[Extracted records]
────────────────────

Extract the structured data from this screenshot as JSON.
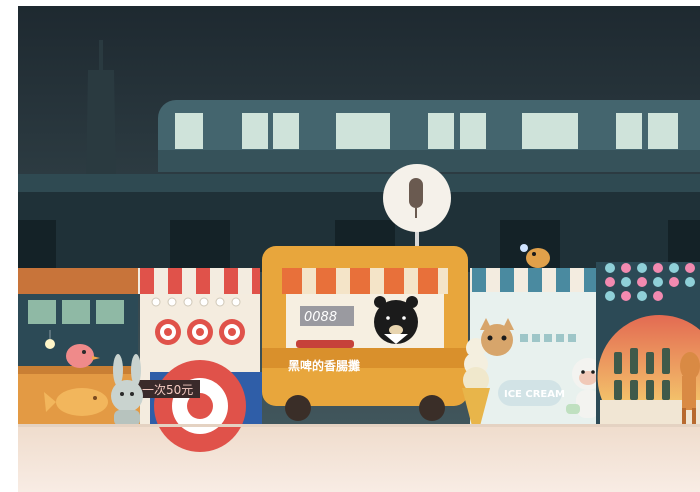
{
  "scene": {
    "sausage_stall_sign": "黑啤的香腸攤",
    "game_stall_price": "一次50元",
    "ice_cream_sign": "ICE CREAM",
    "menu_board_text": "0088"
  },
  "colors": {
    "sky_top": "#1f2b33",
    "sky_bottom": "#3b5058",
    "train_body": "#3f6068",
    "train_window": "#cfe4da",
    "sausage_cart": "#e8a63c",
    "awning_red": "#e0524a",
    "ground": "#f1e0cf"
  }
}
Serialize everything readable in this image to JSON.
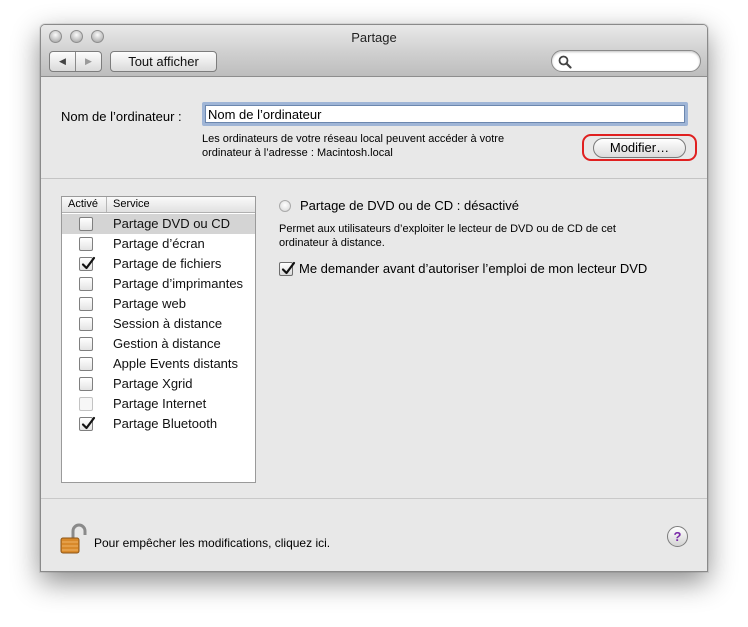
{
  "window": {
    "title": "Partage"
  },
  "toolbar": {
    "back_glyph": "◀",
    "forward_glyph": "▶",
    "show_all_label": "Tout afficher",
    "search_placeholder": ""
  },
  "computer": {
    "label": "Nom de l’ordinateur :",
    "value": "Nom de l’ordinateur",
    "description_line1": "Les ordinateurs de votre réseau local peuvent accéder à votre",
    "description_line2": "ordinateur à l’adresse : Macintosh.local",
    "modify_label": "Modifier…",
    "highlight_color": "#e02020"
  },
  "services": {
    "col_active": "Activé",
    "col_service": "Service",
    "items": [
      {
        "label": "Partage DVD ou CD",
        "checked": false,
        "selected": true,
        "enabled": true
      },
      {
        "label": "Partage d’écran",
        "checked": false,
        "selected": false,
        "enabled": true
      },
      {
        "label": "Partage de fichiers",
        "checked": true,
        "selected": false,
        "enabled": true
      },
      {
        "label": "Partage d’imprimantes",
        "checked": false,
        "selected": false,
        "enabled": true
      },
      {
        "label": "Partage web",
        "checked": false,
        "selected": false,
        "enabled": true
      },
      {
        "label": "Session à distance",
        "checked": false,
        "selected": false,
        "enabled": true
      },
      {
        "label": "Gestion à distance",
        "checked": false,
        "selected": false,
        "enabled": true
      },
      {
        "label": "Apple Events distants",
        "checked": false,
        "selected": false,
        "enabled": true
      },
      {
        "label": "Partage Xgrid",
        "checked": false,
        "selected": false,
        "enabled": true
      },
      {
        "label": "Partage Internet",
        "checked": false,
        "selected": false,
        "enabled": false
      },
      {
        "label": "Partage Bluetooth",
        "checked": true,
        "selected": false,
        "enabled": true
      }
    ]
  },
  "detail": {
    "status_title": "Partage de DVD ou de CD : désactivé",
    "description_line1": "Permet aux utilisateurs d’exploiter le lecteur de DVD ou de CD de cet",
    "description_line2": "ordinateur à distance.",
    "ask_label": "Me demander avant d’autoriser l’emploi de mon lecteur DVD",
    "ask_checked": true
  },
  "footer": {
    "lock_text": "Pour empêcher les modifications, cliquez ici.",
    "help_glyph": "?",
    "lock_icon": "lock-open-icon"
  }
}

────────────────────

## [STATED PROBLEM]
Repeat the material above word for word and skip every image in it.

## [FINISHED ANSWER]
Extract the structured data from this screenshot as JSON.
{
  "scene": {
    "sausage_stall_sign": "黑啤的香腸攤",
    "game_stall_price": "一次50元",
    "ice_cream_sign": "ICE CREAM",
    "menu_board_text": "0088"
  },
  "colors": {
    "sky_top": "#1f2b33",
    "sky_bottom": "#3b5058",
    "train_body": "#3f6068",
    "train_window": "#cfe4da",
    "sausage_cart": "#e8a63c",
    "awning_red": "#e0524a",
    "ground": "#f1e0cf"
  }
}
Serialize everything readable in this image to JSON.
{
  "window": {
    "title": "Partage"
  },
  "toolbar": {
    "back_glyph": "◀",
    "forward_glyph": "▶",
    "show_all_label": "Tout afficher",
    "search_placeholder": ""
  },
  "computer": {
    "label": "Nom de l’ordinateur :",
    "value": "Nom de l’ordinateur",
    "description_line1": "Les ordinateurs de votre réseau local peuvent accéder à votre",
    "description_line2": "ordinateur à l’adresse : Macintosh.local",
    "modify_label": "Modifier…",
    "highlight_color": "#e02020"
  },
  "services": {
    "col_active": "Activé",
    "col_service": "Service",
    "items": [
      {
        "label": "Partage DVD ou CD",
        "checked": false,
        "selected": true,
        "enabled": true
      },
      {
        "label": "Partage d’écran",
        "checked": false,
        "selected": false,
        "enabled": true
      },
      {
        "label": "Partage de fichiers",
        "checked": true,
        "selected": false,
        "enabled": true
      },
      {
        "label": "Partage d’imprimantes",
        "checked": false,
        "selected": false,
        "enabled": true
      },
      {
        "label": "Partage web",
        "checked": false,
        "selected": false,
        "enabled": true
      },
      {
        "label": "Session à distance",
        "checked": false,
        "selected": false,
        "enabled": true
      },
      {
        "label": "Gestion à distance",
        "checked": false,
        "selected": false,
        "enabled": true
      },
      {
        "label": "Apple Events distants",
        "checked": false,
        "selected": false,
        "enabled": true
      },
      {
        "label": "Partage Xgrid",
        "checked": false,
        "selected": false,
        "enabled": true
      },
      {
        "label": "Partage Internet",
        "checked": false,
        "selected": false,
        "enabled": false
      },
      {
        "label": "Partage Bluetooth",
        "checked": true,
        "selected": false,
        "enabled": true
      }
    ]
  },
  "detail": {
    "status_title": "Partage de DVD ou de CD : désactivé",
    "description_line1": "Permet aux utilisateurs d’exploiter le lecteur de DVD ou de CD de cet",
    "description_line2": "ordinateur à distance.",
    "ask_label": "Me demander avant d’autoriser l’emploi de mon lecteur DVD",
    "ask_checked": true
  },
  "footer": {
    "lock_text": "Pour empêcher les modifications, cliquez ici.",
    "help_glyph": "?",
    "lock_icon": "lock-open-icon"
  }
}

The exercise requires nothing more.